**Short problem**:
Transcribe all of the records precisely as they are presented.

= = = = =

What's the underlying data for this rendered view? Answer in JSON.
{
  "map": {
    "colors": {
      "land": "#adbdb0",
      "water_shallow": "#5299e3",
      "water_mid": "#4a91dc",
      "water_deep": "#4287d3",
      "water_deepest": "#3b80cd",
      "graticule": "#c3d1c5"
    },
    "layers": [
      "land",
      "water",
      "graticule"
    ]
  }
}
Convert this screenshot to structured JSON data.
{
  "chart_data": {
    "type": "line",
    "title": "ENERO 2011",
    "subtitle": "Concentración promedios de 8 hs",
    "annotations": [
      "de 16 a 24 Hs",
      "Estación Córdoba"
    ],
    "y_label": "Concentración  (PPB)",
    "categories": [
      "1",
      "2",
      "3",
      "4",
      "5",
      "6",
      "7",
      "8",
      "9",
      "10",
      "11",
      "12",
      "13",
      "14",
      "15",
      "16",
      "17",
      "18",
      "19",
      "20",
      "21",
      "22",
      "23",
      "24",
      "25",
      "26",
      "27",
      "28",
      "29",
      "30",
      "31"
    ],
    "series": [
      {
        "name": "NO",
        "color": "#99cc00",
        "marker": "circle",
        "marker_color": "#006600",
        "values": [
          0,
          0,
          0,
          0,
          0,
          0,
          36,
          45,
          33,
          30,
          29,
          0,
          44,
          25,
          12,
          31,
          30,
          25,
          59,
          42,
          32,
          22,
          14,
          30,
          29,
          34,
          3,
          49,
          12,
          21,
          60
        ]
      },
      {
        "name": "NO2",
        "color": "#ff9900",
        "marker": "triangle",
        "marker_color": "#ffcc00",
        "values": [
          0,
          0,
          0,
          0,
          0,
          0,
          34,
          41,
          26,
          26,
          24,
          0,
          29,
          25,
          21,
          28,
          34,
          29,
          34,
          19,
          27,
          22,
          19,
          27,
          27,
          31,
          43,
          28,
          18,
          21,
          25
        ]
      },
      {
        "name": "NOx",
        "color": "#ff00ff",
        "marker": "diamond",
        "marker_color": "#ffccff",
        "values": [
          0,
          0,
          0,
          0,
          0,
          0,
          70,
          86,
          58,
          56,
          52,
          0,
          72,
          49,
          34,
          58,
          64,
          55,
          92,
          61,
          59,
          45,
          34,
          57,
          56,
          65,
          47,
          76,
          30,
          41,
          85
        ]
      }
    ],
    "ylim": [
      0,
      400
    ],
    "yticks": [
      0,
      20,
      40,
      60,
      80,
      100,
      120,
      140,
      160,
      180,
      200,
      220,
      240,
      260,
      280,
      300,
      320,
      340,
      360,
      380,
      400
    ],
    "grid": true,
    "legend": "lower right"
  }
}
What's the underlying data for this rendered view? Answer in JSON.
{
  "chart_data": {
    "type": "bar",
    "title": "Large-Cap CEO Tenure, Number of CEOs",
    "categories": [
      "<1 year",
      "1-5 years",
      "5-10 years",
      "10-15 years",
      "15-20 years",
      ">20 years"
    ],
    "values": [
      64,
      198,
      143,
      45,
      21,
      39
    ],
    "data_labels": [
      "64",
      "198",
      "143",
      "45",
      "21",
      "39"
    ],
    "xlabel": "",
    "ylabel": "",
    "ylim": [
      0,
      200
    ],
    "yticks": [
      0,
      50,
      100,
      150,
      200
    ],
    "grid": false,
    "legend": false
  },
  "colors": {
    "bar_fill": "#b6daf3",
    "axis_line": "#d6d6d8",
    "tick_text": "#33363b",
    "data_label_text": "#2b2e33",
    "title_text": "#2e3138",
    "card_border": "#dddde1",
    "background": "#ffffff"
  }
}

= = = = =

**Written answer**:
What's the underlying data for this rendered view? Answer in JSON.
{
  "map": {
    "colors": {
      "land": "#adbdb0",
      "water_shallow": "#5299e3",
      "water_mid": "#4a91dc",
      "water_deep": "#4287d3",
      "water_deepest": "#3b80cd",
      "graticule": "#c3d1c5"
    },
    "layers": [
      "land",
      "water",
      "graticule"
    ]
  }
}
Convert this screenshot to structured JSON data.
{
  "chart_data": {
    "type": "line",
    "title": "ENERO 2011",
    "subtitle": "Concentración promedios de 8 hs",
    "annotations": [
      "de 16 a 24 Hs",
      "Estación Córdoba"
    ],
    "y_label": "Concentración  (PPB)",
    "categories": [
      "1",
      "2",
      "3",
      "4",
      "5",
      "6",
      "7",
      "8",
      "9",
      "10",
      "11",
      "12",
      "13",
      "14",
      "15",
      "16",
      "17",
      "18",
      "19",
      "20",
      "21",
      "22",
      "23",
      "24",
      "25",
      "26",
      "27",
      "28",
      "29",
      "30",
      "31"
    ],
    "series": [
      {
        "name": "NO",
        "color": "#99cc00",
        "marker": "circle",
        "marker_color": "#006600",
        "values": [
          0,
          0,
          0,
          0,
          0,
          0,
          36,
          45,
          33,
          30,
          29,
          0,
          44,
          25,
          12,
          31,
          30,
          25,
          59,
          42,
          32,
          22,
          14,
          30,
          29,
          34,
          3,
          49,
          12,
          21,
          60
        ]
      },
      {
        "name": "NO2",
        "color": "#ff9900",
        "marker": "triangle",
        "marker_color": "#ffcc00",
        "values": [
          0,
          0,
          0,
          0,
          0,
          0,
          34,
          41,
          26,
          26,
          24,
          0,
          29,
          25,
          21,
          28,
          34,
          29,
          34,
          19,
          27,
          22,
          19,
          27,
          27,
          31,
          43,
          28,
          18,
          21,
          25
        ]
      },
      {
        "name": "NOx",
        "color": "#ff00ff",
        "marker": "diamond",
        "marker_color": "#ffccff",
        "values": [
          0,
          0,
          0,
          0,
          0,
          0,
          70,
          86,
          58,
          56,
          52,
          0,
          72,
          49,
          34,
          58,
          64,
          55,
          92,
          61,
          59,
          45,
          34,
          57,
          56,
          65,
          47,
          76,
          30,
          41,
          85
        ]
      }
    ],
    "ylim": [
      0,
      400
    ],
    "yticks": [
      0,
      20,
      40,
      60,
      80,
      100,
      120,
      140,
      160,
      180,
      200,
      220,
      240,
      260,
      280,
      300,
      320,
      340,
      360,
      380,
      400
    ],
    "grid": true,
    "legend": "lower right"
  }
}
What's the underlying data for this rendered view? Answer in JSON.
{
  "chart_data": {
    "type": "bar",
    "title": "Large-Cap CEO Tenure, Number of CEOs",
    "categories": [
      "<1 year",
      "1-5 years",
      "5-10 years",
      "10-15 years",
      "15-20 years",
      ">20 years"
    ],
    "values": [
      64,
      198,
      143,
      45,
      21,
      39
    ],
    "data_labels": [
      "64",
      "198",
      "143",
      "45",
      "21",
      "39"
    ],
    "xlabel": "",
    "ylabel": "",
    "ylim": [
      0,
      200
    ],
    "yticks": [
      0,
      50,
      100,
      150,
      200
    ],
    "grid": false,
    "legend": false
  },
  "colors": {
    "bar_fill": "#b6daf3",
    "axis_line": "#d6d6d8",
    "tick_text": "#33363b",
    "data_label_text": "#2b2e33",
    "title_text": "#2e3138",
    "card_border": "#dddde1",
    "background": "#ffffff"
  }
}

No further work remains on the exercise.